**Task instructions:**
Go through the data below and gather each line containing "down".

**Records for the task:**
▬▬▬
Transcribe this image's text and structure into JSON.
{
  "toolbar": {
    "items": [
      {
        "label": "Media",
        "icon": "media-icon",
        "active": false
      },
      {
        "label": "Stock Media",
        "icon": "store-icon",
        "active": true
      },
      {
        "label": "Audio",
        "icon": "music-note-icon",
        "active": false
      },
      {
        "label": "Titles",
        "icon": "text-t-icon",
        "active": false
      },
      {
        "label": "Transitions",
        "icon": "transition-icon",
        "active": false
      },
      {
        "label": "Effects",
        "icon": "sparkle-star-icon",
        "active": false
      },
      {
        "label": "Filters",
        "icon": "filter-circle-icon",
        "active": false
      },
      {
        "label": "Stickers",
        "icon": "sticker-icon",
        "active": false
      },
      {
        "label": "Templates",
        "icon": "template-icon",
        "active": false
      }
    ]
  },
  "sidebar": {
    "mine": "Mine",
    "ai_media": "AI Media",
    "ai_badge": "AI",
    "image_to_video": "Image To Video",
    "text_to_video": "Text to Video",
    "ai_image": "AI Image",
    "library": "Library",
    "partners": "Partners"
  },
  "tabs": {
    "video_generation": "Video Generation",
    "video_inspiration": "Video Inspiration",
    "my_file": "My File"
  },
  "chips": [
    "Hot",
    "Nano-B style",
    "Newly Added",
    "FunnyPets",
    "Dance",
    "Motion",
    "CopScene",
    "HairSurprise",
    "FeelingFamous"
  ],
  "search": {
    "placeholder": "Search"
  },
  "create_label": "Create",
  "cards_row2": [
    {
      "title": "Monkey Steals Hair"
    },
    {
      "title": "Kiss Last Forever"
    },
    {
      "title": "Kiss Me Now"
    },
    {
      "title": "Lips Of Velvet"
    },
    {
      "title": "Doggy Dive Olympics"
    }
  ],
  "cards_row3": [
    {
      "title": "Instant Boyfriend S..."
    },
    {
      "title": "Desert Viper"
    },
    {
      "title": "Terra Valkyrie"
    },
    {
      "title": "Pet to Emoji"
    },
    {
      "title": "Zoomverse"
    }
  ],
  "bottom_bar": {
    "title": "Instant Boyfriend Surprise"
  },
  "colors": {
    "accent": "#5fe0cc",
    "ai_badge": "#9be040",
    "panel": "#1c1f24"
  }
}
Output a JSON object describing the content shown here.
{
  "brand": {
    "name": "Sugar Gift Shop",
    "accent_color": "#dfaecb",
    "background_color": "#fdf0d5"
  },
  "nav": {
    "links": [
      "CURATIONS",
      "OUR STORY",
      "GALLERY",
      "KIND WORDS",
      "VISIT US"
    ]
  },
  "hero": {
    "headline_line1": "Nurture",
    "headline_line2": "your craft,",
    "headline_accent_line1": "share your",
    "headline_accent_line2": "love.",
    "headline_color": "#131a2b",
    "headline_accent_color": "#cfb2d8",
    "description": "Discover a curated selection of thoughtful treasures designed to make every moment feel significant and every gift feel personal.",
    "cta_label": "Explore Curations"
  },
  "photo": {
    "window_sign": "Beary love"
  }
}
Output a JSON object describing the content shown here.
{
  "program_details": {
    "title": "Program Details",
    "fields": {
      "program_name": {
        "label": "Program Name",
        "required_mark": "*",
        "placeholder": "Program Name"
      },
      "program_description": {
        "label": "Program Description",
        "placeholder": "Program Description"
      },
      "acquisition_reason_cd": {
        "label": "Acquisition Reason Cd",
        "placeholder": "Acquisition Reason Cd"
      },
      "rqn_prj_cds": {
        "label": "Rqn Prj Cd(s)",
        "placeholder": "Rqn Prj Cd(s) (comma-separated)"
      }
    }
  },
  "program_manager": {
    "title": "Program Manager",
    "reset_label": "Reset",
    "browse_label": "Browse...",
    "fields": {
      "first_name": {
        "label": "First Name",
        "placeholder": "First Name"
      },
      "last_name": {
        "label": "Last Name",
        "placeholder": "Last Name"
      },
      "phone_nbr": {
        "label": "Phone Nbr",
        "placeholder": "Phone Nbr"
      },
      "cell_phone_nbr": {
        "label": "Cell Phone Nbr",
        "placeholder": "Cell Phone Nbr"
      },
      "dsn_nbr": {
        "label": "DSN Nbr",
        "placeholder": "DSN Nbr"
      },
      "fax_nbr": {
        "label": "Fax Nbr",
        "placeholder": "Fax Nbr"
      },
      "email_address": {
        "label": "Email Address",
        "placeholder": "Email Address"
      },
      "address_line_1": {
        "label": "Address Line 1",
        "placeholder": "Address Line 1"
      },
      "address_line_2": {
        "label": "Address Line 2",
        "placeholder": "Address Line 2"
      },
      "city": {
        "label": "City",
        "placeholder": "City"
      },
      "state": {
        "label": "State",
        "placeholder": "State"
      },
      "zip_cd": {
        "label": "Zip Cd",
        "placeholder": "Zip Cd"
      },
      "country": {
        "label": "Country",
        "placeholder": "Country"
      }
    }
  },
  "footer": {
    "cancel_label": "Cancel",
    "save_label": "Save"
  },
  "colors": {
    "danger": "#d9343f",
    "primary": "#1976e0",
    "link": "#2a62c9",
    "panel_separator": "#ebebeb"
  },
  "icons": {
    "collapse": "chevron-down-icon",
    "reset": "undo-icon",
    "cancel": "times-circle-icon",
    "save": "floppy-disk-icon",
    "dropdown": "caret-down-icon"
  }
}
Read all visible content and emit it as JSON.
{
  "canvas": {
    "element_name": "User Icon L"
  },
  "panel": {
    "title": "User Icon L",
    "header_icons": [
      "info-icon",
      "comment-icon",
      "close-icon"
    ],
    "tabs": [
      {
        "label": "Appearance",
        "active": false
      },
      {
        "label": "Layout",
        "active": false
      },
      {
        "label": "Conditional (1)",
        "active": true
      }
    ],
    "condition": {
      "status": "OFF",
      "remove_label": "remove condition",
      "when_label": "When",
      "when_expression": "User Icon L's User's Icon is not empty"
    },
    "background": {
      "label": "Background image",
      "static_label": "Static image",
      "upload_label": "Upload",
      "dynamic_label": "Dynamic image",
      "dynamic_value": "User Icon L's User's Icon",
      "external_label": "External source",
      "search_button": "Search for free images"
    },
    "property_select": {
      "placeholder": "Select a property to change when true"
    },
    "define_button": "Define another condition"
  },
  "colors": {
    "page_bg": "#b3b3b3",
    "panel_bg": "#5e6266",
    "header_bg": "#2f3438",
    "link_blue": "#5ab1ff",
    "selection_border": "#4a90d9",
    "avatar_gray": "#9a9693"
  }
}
▬▬▬
**Output below:**
    "collapse": "chevron-down-icon",
    "dropdown": "caret-down-icon"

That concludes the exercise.